Stored data entries:
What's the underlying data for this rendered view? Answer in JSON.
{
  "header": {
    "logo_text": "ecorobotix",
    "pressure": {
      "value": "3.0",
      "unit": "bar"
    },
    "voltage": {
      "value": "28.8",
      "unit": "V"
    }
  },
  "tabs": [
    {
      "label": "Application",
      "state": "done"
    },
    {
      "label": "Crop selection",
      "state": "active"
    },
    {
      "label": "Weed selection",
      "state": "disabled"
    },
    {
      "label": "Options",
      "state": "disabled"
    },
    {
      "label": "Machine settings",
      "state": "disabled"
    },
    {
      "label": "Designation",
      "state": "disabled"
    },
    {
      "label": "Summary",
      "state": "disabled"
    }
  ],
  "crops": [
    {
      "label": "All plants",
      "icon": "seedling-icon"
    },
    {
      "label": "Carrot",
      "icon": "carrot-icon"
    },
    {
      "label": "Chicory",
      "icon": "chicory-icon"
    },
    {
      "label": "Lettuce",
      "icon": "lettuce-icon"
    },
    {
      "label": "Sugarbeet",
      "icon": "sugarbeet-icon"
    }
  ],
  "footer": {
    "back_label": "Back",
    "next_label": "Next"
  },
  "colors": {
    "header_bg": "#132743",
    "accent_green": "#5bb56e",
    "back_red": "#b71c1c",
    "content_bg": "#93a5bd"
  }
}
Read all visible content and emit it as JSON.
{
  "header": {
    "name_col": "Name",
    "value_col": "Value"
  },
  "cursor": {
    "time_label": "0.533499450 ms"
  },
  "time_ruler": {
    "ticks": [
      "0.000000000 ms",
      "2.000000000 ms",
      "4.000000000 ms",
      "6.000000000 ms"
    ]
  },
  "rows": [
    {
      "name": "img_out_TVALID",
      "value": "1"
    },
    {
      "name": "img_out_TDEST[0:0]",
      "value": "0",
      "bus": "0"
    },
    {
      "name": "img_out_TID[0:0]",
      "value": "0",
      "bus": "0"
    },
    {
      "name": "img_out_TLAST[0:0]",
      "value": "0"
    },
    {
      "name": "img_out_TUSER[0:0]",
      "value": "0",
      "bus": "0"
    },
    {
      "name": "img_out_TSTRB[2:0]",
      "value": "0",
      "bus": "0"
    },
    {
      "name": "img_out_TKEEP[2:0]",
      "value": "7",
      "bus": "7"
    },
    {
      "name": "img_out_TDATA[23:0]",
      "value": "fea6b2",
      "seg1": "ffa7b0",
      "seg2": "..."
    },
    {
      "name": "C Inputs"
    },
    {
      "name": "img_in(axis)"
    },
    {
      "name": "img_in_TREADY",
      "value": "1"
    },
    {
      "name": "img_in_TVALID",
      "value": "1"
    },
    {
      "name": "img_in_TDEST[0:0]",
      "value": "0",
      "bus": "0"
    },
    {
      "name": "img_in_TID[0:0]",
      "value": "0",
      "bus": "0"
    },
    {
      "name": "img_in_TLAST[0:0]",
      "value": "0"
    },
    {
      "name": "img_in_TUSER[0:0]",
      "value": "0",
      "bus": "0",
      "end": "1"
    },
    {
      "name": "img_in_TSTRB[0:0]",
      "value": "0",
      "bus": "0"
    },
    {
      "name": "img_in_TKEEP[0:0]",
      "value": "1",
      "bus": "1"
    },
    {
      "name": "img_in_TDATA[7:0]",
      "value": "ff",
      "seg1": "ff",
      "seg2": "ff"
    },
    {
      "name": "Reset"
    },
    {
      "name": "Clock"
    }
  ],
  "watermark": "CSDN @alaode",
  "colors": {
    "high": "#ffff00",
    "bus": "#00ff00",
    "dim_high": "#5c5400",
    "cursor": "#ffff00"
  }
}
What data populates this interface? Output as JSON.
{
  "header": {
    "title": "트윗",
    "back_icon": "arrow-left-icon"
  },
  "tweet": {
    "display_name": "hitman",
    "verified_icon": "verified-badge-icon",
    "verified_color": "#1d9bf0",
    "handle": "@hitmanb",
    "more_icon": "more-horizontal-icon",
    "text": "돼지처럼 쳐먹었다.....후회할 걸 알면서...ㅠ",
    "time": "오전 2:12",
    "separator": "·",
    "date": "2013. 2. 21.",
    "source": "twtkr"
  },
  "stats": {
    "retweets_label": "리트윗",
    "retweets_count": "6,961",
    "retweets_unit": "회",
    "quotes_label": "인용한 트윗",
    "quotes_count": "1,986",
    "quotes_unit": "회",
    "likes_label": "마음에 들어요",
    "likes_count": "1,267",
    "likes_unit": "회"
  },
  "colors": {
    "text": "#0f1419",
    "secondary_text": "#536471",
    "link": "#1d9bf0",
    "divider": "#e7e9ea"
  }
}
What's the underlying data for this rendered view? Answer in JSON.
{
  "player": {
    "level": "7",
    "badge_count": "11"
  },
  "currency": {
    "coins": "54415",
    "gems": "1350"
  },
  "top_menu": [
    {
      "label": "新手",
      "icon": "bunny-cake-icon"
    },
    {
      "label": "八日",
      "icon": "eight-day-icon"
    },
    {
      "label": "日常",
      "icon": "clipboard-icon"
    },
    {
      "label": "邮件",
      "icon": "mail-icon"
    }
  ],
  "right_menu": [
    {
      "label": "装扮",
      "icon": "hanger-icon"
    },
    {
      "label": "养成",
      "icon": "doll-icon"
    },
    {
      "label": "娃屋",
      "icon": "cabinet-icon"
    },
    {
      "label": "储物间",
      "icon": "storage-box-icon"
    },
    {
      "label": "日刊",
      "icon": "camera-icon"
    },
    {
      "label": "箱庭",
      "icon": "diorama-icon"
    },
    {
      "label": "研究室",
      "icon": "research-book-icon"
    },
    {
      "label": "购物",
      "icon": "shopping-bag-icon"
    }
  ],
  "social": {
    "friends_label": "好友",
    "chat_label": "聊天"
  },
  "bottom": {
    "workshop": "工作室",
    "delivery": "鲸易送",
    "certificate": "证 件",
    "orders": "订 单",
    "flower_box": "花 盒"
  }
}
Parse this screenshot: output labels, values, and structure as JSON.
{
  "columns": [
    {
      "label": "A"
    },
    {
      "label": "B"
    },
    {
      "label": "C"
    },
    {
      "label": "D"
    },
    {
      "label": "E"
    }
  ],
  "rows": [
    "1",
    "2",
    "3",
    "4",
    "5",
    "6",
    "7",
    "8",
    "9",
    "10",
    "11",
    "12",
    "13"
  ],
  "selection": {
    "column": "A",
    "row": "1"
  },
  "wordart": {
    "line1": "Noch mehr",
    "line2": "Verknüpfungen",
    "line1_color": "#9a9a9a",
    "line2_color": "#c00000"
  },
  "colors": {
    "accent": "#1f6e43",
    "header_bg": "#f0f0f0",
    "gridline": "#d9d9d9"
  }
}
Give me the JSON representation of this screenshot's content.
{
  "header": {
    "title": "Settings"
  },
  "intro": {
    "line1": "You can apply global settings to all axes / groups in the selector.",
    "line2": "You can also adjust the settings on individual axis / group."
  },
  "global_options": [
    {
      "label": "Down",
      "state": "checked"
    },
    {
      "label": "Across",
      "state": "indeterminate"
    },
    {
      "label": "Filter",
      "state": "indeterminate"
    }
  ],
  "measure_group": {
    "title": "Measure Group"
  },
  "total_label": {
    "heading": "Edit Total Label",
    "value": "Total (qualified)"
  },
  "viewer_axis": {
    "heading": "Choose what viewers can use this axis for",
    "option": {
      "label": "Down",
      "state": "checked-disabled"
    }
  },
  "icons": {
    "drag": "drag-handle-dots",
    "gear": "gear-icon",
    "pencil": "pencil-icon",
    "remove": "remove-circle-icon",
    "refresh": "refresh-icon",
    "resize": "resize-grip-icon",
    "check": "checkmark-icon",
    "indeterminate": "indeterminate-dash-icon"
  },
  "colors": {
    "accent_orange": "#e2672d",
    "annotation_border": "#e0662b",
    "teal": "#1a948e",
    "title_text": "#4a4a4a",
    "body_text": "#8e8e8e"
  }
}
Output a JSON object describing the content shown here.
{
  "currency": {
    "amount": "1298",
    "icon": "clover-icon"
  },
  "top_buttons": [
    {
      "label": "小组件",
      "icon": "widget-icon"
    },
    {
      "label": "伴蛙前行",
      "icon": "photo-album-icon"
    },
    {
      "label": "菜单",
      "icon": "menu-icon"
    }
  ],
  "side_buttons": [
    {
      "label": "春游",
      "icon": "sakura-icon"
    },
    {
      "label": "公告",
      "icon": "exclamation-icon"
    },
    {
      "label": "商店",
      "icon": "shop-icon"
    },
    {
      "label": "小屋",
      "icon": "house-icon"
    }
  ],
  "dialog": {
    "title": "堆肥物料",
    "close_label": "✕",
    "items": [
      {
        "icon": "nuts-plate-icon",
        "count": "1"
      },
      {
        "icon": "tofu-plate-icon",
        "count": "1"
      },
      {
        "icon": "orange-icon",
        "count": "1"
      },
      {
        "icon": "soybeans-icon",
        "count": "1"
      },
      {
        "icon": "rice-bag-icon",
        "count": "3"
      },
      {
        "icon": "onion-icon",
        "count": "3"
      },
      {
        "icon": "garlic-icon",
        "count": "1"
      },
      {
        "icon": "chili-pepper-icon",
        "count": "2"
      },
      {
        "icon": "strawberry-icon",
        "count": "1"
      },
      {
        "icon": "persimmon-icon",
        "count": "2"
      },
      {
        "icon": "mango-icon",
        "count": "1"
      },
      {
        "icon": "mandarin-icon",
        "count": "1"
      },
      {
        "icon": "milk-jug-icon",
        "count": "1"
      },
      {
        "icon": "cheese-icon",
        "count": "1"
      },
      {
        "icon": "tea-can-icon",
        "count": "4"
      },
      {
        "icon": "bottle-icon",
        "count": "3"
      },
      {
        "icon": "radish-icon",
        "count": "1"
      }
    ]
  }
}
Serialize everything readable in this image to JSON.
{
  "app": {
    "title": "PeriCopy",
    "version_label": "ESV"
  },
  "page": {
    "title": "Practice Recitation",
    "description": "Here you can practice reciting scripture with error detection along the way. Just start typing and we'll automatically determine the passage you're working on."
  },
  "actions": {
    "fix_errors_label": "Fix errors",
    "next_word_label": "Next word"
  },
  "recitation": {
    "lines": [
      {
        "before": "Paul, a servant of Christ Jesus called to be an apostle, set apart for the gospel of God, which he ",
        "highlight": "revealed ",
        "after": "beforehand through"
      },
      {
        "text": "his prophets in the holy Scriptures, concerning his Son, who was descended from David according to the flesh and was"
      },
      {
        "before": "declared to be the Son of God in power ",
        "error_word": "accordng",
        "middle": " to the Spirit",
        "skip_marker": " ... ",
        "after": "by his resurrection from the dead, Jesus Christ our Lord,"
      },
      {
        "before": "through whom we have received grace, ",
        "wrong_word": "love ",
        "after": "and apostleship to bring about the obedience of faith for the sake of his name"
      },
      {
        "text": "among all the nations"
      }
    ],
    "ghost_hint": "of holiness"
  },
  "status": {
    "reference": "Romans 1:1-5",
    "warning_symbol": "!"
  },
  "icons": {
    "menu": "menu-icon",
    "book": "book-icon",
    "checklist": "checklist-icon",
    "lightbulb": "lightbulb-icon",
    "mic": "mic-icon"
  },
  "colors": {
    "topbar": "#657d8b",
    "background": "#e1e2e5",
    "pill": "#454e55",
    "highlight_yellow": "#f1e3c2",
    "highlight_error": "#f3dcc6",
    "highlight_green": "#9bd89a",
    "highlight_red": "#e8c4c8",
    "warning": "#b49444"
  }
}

◆ **WHAT NEEDS TO BE DONE**: Search the data above for lines holding "book" and copy each of them.

◆ **FINAL RESULT**:
      "icon": "research-book-icon"
    "book": "book-icon",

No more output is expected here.